> TASK REQUIREMENTS: Repeat exactly the lines from the line containing "Read out every word on this page." through the last line of the records below, inclusive, and nothing else.
○ ○ ○
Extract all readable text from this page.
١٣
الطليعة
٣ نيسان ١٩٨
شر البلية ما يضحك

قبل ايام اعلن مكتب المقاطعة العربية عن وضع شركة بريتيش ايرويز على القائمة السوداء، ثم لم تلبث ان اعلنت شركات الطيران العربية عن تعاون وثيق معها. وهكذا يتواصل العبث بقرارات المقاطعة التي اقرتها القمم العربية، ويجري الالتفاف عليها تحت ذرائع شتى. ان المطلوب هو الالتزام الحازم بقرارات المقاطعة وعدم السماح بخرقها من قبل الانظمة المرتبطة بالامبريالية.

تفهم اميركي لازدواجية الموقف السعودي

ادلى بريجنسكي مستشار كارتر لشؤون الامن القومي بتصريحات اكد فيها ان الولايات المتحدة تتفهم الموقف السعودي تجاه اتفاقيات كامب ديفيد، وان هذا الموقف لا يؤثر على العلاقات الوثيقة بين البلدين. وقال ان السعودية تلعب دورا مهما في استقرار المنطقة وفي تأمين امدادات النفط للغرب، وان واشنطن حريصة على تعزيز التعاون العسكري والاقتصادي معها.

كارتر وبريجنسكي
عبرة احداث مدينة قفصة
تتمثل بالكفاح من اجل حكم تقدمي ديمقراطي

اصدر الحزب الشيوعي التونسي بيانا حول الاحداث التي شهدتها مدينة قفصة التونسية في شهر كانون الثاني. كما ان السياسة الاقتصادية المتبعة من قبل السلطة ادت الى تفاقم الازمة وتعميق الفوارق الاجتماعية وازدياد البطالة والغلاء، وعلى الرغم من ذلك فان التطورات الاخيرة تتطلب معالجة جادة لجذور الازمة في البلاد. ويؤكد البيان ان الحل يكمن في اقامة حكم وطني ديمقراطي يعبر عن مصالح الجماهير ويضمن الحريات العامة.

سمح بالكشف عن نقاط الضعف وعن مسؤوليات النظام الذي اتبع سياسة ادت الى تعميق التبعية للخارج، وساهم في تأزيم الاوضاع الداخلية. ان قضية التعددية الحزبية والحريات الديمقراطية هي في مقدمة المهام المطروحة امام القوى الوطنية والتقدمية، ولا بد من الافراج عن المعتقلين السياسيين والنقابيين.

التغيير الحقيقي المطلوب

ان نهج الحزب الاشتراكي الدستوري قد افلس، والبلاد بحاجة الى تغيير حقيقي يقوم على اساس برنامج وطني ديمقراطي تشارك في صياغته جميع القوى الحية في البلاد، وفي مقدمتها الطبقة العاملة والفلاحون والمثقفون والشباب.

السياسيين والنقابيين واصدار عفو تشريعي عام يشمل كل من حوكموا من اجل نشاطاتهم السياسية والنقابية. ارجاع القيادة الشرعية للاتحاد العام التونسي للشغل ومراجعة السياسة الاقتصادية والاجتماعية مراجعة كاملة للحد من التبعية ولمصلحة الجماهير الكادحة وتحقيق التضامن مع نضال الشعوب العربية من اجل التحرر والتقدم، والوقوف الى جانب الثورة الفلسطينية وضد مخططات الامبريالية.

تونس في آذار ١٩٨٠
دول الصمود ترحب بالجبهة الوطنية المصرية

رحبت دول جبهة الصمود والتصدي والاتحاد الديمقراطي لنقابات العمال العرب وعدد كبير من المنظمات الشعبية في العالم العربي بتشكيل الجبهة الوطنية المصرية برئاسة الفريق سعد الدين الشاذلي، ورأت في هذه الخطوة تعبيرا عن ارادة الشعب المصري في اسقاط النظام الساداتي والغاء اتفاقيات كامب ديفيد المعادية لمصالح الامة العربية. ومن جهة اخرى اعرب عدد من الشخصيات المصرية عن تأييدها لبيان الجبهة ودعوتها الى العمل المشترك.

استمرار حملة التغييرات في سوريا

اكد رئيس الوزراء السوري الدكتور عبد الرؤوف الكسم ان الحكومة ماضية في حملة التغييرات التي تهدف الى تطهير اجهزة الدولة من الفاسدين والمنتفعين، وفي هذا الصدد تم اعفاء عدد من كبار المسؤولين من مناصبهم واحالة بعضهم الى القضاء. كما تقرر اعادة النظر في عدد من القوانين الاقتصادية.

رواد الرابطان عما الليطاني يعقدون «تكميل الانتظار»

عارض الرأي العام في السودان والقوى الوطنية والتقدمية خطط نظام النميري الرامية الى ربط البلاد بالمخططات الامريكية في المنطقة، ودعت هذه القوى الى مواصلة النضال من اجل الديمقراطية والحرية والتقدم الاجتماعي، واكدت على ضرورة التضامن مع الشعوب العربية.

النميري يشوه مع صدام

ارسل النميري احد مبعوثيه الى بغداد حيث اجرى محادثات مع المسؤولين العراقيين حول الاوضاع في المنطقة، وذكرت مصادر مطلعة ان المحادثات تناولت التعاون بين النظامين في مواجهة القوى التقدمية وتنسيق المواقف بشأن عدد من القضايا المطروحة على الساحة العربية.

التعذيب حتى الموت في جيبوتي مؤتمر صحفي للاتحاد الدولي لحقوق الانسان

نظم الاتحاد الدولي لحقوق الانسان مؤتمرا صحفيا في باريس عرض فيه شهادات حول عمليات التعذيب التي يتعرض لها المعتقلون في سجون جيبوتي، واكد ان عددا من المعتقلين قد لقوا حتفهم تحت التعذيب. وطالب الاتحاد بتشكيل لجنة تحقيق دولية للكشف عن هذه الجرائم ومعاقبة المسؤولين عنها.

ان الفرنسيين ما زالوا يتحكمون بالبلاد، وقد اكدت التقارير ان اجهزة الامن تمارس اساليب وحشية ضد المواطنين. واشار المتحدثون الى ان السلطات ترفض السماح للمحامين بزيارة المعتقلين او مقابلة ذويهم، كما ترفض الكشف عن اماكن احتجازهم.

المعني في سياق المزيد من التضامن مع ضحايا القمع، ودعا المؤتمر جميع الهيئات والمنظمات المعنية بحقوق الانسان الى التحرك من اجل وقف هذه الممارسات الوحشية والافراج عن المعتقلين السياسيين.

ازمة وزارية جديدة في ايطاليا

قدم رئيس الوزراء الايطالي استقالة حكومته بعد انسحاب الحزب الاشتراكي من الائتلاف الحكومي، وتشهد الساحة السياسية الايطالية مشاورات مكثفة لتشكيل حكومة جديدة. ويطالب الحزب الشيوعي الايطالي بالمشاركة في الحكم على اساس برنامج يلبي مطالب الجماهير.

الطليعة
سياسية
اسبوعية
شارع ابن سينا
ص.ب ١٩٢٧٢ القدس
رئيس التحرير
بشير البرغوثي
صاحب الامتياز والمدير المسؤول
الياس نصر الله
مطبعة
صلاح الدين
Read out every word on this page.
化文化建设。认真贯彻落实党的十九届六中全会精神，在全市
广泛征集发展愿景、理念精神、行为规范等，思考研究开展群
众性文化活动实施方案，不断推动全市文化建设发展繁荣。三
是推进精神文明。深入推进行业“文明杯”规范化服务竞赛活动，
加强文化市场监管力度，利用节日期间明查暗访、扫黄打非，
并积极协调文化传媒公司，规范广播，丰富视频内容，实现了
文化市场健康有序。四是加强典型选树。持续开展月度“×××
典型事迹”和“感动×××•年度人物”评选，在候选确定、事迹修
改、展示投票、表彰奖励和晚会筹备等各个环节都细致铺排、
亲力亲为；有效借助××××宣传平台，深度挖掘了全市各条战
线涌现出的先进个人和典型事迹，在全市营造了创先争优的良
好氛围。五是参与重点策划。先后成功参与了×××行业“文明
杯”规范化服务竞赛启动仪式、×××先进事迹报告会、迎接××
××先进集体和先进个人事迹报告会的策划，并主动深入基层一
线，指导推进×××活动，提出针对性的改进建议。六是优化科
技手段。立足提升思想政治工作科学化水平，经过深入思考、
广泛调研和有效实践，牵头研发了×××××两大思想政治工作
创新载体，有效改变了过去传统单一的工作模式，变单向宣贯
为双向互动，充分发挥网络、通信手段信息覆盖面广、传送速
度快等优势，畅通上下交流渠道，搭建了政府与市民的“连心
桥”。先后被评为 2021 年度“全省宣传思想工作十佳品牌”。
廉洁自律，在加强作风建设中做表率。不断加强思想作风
○ ○ ○
> RESULT FOR THIS TASK:
Read out every word on this page.
化文化建设。认真贯彻落实党的十九届六中全会精神，在全市
广泛征集发展愿景、理念精神、行为规范等，思考研究开展群
众性文化活动实施方案，不断推动全市文化建设发展繁荣。三
是推进精神文明。深入推进行业“文明杯”规范化服务竞赛活动，
加强文化市场监管力度，利用节日期间明查暗访、扫黄打非，
并积极协调文化传媒公司，规范广播，丰富视频内容，实现了
文化市场健康有序。四是加强典型选树。持续开展月度“×××
典型事迹”和“感动×××•年度人物”评选，在候选确定、事迹修
改、展示投票、表彰奖励和晚会筹备等各个环节都细致铺排、
亲力亲为；有效借助××××宣传平台，深度挖掘了全市各条战
线涌现出的先进个人和典型事迹，在全市营造了创先争优的良
好氛围。五是参与重点策划。先后成功参与了×××行业“文明
杯”规范化服务竞赛启动仪式、×××先进事迹报告会、迎接××
××先进集体和先进个人事迹报告会的策划，并主动深入基层一
线，指导推进×××活动，提出针对性的改进建议。六是优化科
技手段。立足提升思想政治工作科学化水平，经过深入思考、
广泛调研和有效实践，牵头研发了×××××两大思想政治工作
创新载体，有效改变了过去传统单一的工作模式，变单向宣贯
为双向互动，充分发挥网络、通信手段信息覆盖面广、传送速
度快等优势，畅通上下交流渠道，搭建了政府与市民的“连心
桥”。先后被评为 2021 年度“全省宣传思想工作十佳品牌”。
廉洁自律，在加强作风建设中做表率。不断加强思想作风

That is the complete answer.